[Data entries]
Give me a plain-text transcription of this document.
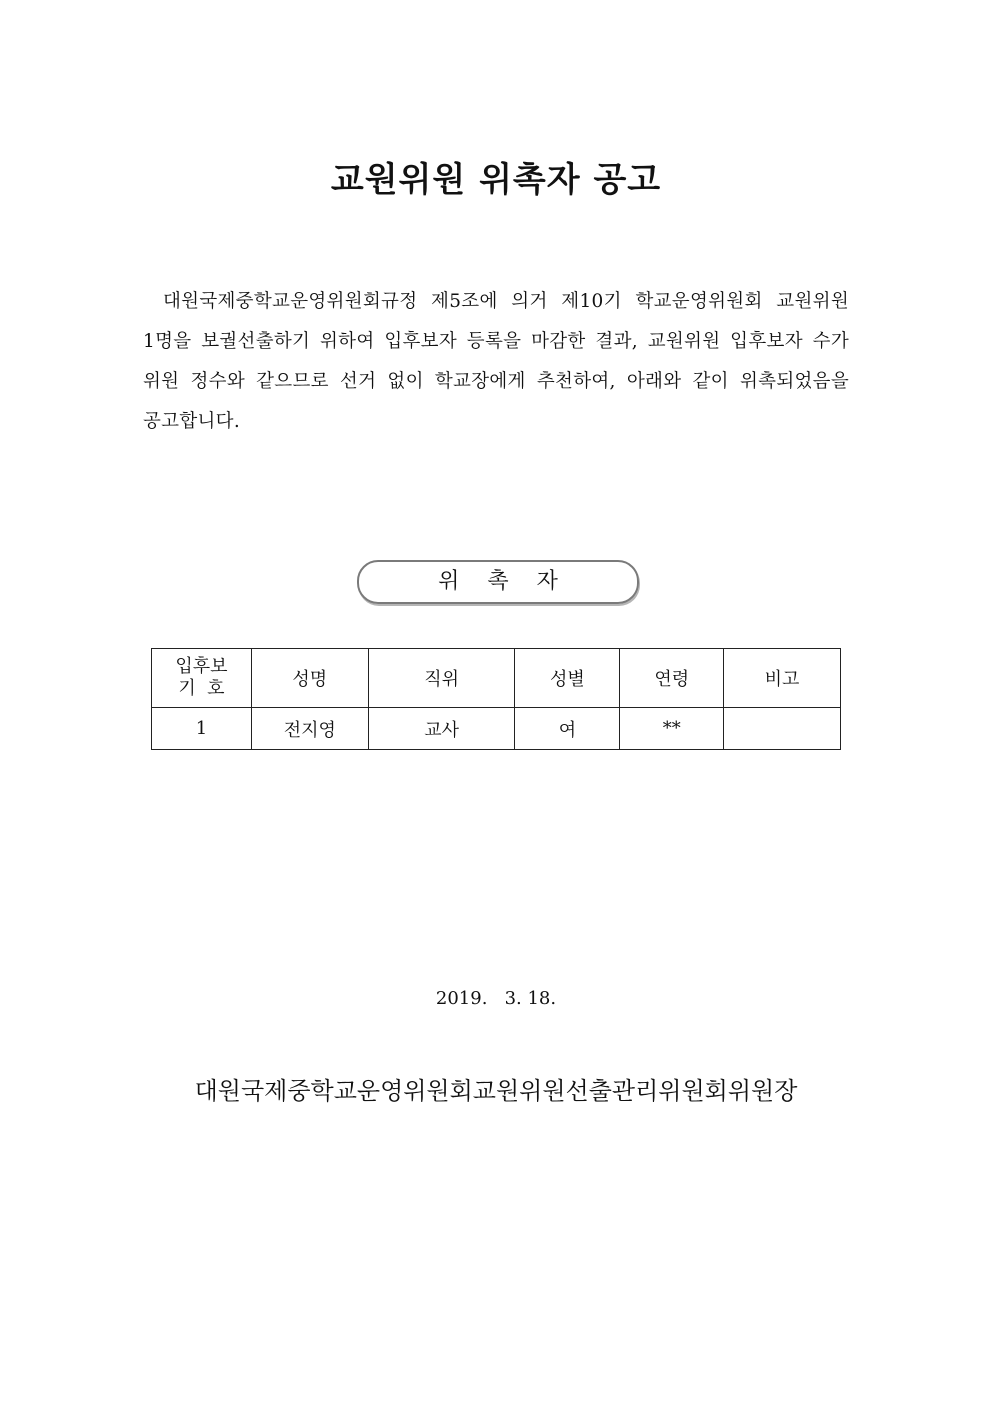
교원위원 위촉자 공고

대원국제중학교운영위원회규정 제5조에 의거 제10기 학교운영위원회 교원위원 1명을 보궐선출하기 위하여 입후보자 등록을 마감한 결과, 교원위원 입후보자 수가 위원 정수와 같으므로 선거 없이 학교장에게 추천하여, 아래와 같이 위촉되었음을 공고합니다.

위촉자
입후보
기  호	성명	직위	성별	연령	비고
1	전지영	교사	여	**	
2019.   3. 18.
대원국제중학교운영위원회교원위원선출관리위원회위원장
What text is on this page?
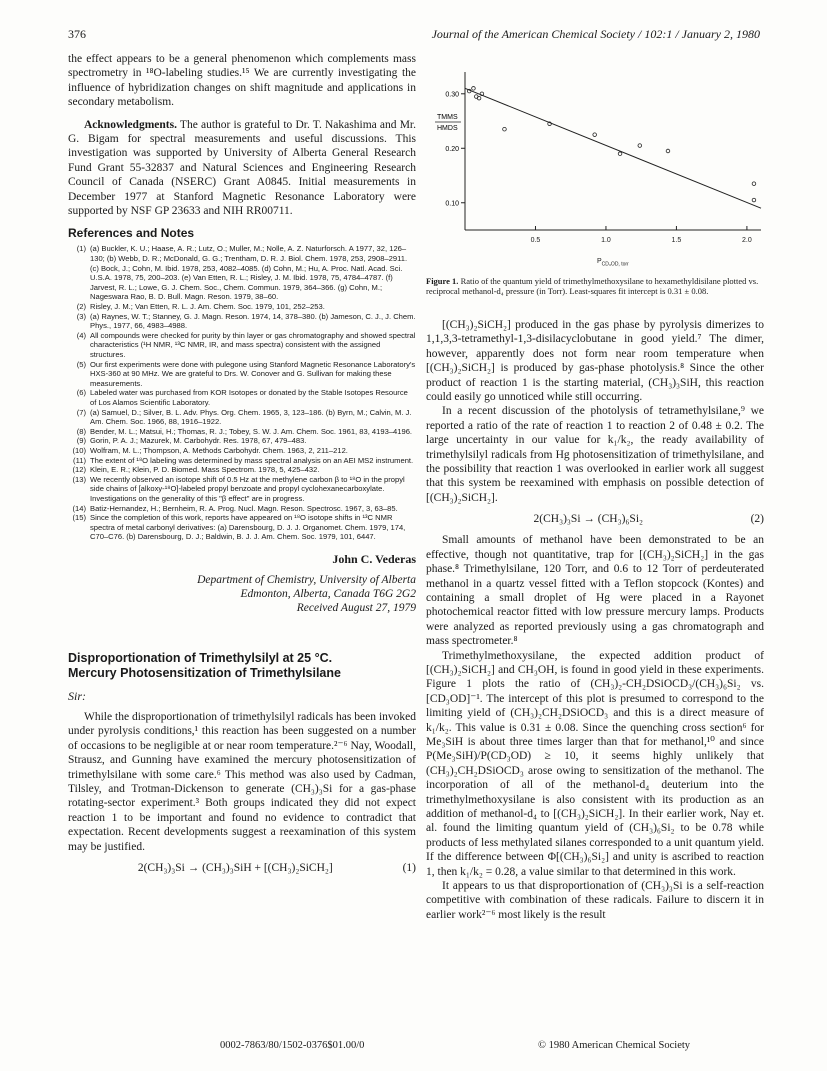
376	Journal of the American Chemical Society / 102:1 / January 2, 1980

the effect appears to be a general phenomenon which complements mass spectrometry in ¹⁸O-labeling studies.¹⁵ We are currently investigating the influence of hybridization changes on shift magnitude and applications in secondary metabolism.

Acknowledgments. The author is grateful to Dr. T. Nakashima and Mr. G. Bigam for spectral measurements and useful discussions. This investigation was supported by University of Alberta General Research Fund Grant 55-32837 and Natural Sciences and Engineering Research Council of Canada (NSERC) Grant A0845. Initial measurements in December 1977 at Stanford Magnetic Resonance Laboratory were supported by NSF GP 23633 and NIH RR00711.

References and Notes
(1) (a) Buckler, K. U.; Haase, A. R.; Lutz, O.; Muller, M.; Nolle, A. Z. Naturforsch. A 1977, 32, 126–130; (b) Webb, D. R.; McDonald, G. G.; Trentham, D. R. J. Biol. Chem. 1978, 253, 2908–2911. (c) Bock, J.; Cohn, M. Ibid. 1978, 253, 4082–4085. (d) Cohn, M.; Hu, A. Proc. Natl. Acad. Sci. U.S.A. 1978, 75, 200–203. (e) Van Etten, R. L.; Risley, J. M. Ibid. 1978, 75, 4784–4787. (f) Jarvest, R. L.; Lowe, G. J. Chem. Soc., Chem. Commun. 1979, 364–366. (g) Cohn, M.; Nageswara Rao, B. D. Bull. Magn. Reson. 1979, 38–60.
(2) Risley, J. M.; Van Etten, R. L. J. Am. Chem. Soc. 1979, 101, 252–253.
(3) (a) Raynes, W. T.; Stanney, G. J. Magn. Reson. 1974, 14, 378–380. (b) Jameson, C. J., J. Chem. Phys., 1977, 66, 4983–4988.
(4) All compounds were checked for purity by thin layer or gas chromatography and showed spectral characteristics (¹H NMR, ¹³C NMR, IR, and mass spectra) consistent with the assigned structures.
(5) Our first experiments were done with pulegone using Stanford Magnetic Resonance Laboratory's HXS-360 at 90 MHz. We are grateful to Drs. W. Conover and G. Sullivan for making these measurements.
(6) Labeled water was purchased from KOR Isotopes or donated by the Stable Isotopes Resource of Los Alamos Scientific Laboratory.
(7) (a) Samuel, D.; Silver, B. L. Adv. Phys. Org. Chem. 1965, 3, 123–186. (b) Byrn, M.; Calvin, M. J. Am. Chem. Soc. 1966, 88, 1916–1922.
(8) Bender, M. L.; Matsui, H.; Thomas, R. J.; Tobey, S. W. J. Am. Chem. Soc. 1961, 83, 4193–4196.
(9) Gorin, P. A. J.; Mazurek, M. Carbohydr. Res. 1978, 67, 479–483.
(10) Wolfram, M. L.; Thompson, A. Methods Carbohydr. Chem. 1963, 2, 211–212.
(11) The extent of ¹⁸O labeling was determined by mass spectral analysis on an AEI MS2 instrument.
(12) Klein, E. R.; Klein, P. D. Biomed. Mass Spectrom. 1978, 5, 425–432.
(13) We recently observed an isotope shift of 0.5 Hz at the methylene carbon β to ¹⁸O in the propyl side chains of [alkoxy-¹⁸O]-labeled propyl benzoate and propyl cyclohexanecarboxylate. Investigations on the generality of this "β effect" are in progress.
(14) Batiz-Hernandez, H.; Bernheim, R. A. Prog. Nucl. Magn. Reson. Spectrosc. 1967, 3, 63–85.
(15) Since the completion of this work, reports have appeared on ¹⁸O isotope shifts in ¹³C NMR spectra of metal carbonyl derivatives: (a) Darensbourg, D. J. J. Organomet. Chem. 1979, 174, C70–C76. (b) Darensbourg, D. J.; Baldwin, B. J. J. Am. Chem. Soc. 1979, 101, 6447.
John C. Vederas
Department of Chemistry, University of Alberta
Edmonton, Alberta, Canada T6G 2G2
Received August 27, 1979
Disproportionation of Trimethylsilyl at 25 °C.
Mercury Photosensitization of Trimethylsilane
Sir:

While the disproportionation of trimethylsilyl radicals has been invoked under pyrolysis conditions,¹ this reaction has been suggested on a number of occasions to be negligible at or near room temperature.²⁻⁶ Nay, Woodall, Strausz, and Gunning have examined the mercury photosensitization of trimethylsilane with some care.⁶ This method was also used by Cadman, Tilsley, and Trotman-Dickenson to generate (CH₃)₃Si for a gas-phase rotating-sector experiment.³ Both groups indicated they did not expect reaction 1 to be important and found no evidence to contradict that expectation. Recent developments suggest a reexamination of this system may be justified.

2(CH₃)₃Si → (CH₃)₃SiH + [(CH₃)₂SiCH₂]	(1)
0.10
0.20
0.30
TMMS
HMDS
$P_{CD_3OD, torr}$
Figure 1. Ratio of the quantum yield of trimethylmethoxysilane to hexamethyldisilane plotted vs. reciprocal methanol-d₄ pressure (in Torr). Least-squares fit intercept is 0.31 ± 0.08.

[(CH₃)₂SiCH₂] produced in the gas phase by pyrolysis dimerizes to 1,1,3,3-tetramethyl-1,3-disilacyclobutane in good yield.⁷ The dimer, however, apparently does not form near room temperature when [(CH₃)₂SiCH₂] is produced by gas-phase photolysis.⁸ Since the other product of reaction 1 is the starting material, (CH₃)₃SiH, this reaction could easily go unnoticed while still occurring.

In a recent discussion of the photolysis of tetramethylsilane,⁹ we reported a ratio of the rate of reaction 1 to reaction 2 of 0.48 ± 0.2. The large uncertainty in our value for k₁/k₂, the ready availability of trimethylsilyl radicals from Hg photosensitization of trimethylsilane, and the possibility that reaction 1 was overlooked in earlier work all suggest that this system be reexamined with emphasis on possible detection of [(CH₃)₂SiCH₂].

2(CH₃)₃Si → (CH₃)₆Si₂	(2)

Small amounts of methanol have been demonstrated to be an effective, though not quantitative, trap for [(CH₃)₂SiCH₂] in the gas phase.⁸ Trimethylsilane, 120 Torr, and 0.6 to 12 Torr of perdeuterated methanol in a quartz vessel fitted with a Teflon stopcock (Kontes) and containing a small droplet of Hg were placed in a Rayonet photochemical reactor fitted with low pressure mercury lamps. Products were analyzed as reported previously using a gas chromatograph and mass spectrometer.⁸

Trimethylmethoxysilane, the expected addition product of [(CH₃)₂SiCH₂] and CH₃OH, is found in good yield in these experiments. Figure 1 plots the ratio of (CH₃)₂-CH₂DSiOCD₃/(CH₃)₆Si₂ vs. [CD₃OD]⁻¹. The intercept of this plot is presumed to correspond to the limiting yield of (CH₃)₂CH₂DSiOCD₃ and this is a direct measure of k₁/k₂. This value is 0.31 ± 0.08. Since the quenching cross section⁶ for Me₃SiH is about three times larger than that for methanol,¹⁰ and since P(Me₃SiH)/P(CD₃OD) ≥ 10, it seems highly unlikely that (CH₃)₂CH₂DSiOCD₃ arose owing to sensitization of the methanol. The incorporation of all of the methanol-d₄ deuterium into the trimethylmethoxysilane is also consistent with its production as an addition of methanol-d₄ to [(CH₃)₂SiCH₂]. In their earlier work, Nay et. al. found the limiting quantum yield of (CH₃)₆Si₂ to be 0.78 while products of less methylated silanes corresponded to a unit quantum yield. If the difference between Φ[(CH₃)₆Si₂] and unity is ascribed to reaction 1, then k₁/k₂ = 0.28, a value similar to that determined in this work.

It appears to us that disproportionation of (CH₃)₃Si is a self-reaction competitive with combination of these radicals. Failure to discern it in earlier work²⁻⁶ most likely is the result

0002-7863/80/1502-0376$01.00/0	© 1980 American Chemical Society
0.5	1.0	1.5	2.0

**GIVEN TASK**: All lines above with "Society" in them should be returned.

**SOLUTION TO THIS PROBLEM**:
376	Journal of the American Chemical Society / 102:1 / January 2, 1980
0002-7863/80/1502-0376$01.00/0	© 1980 American Chemical Society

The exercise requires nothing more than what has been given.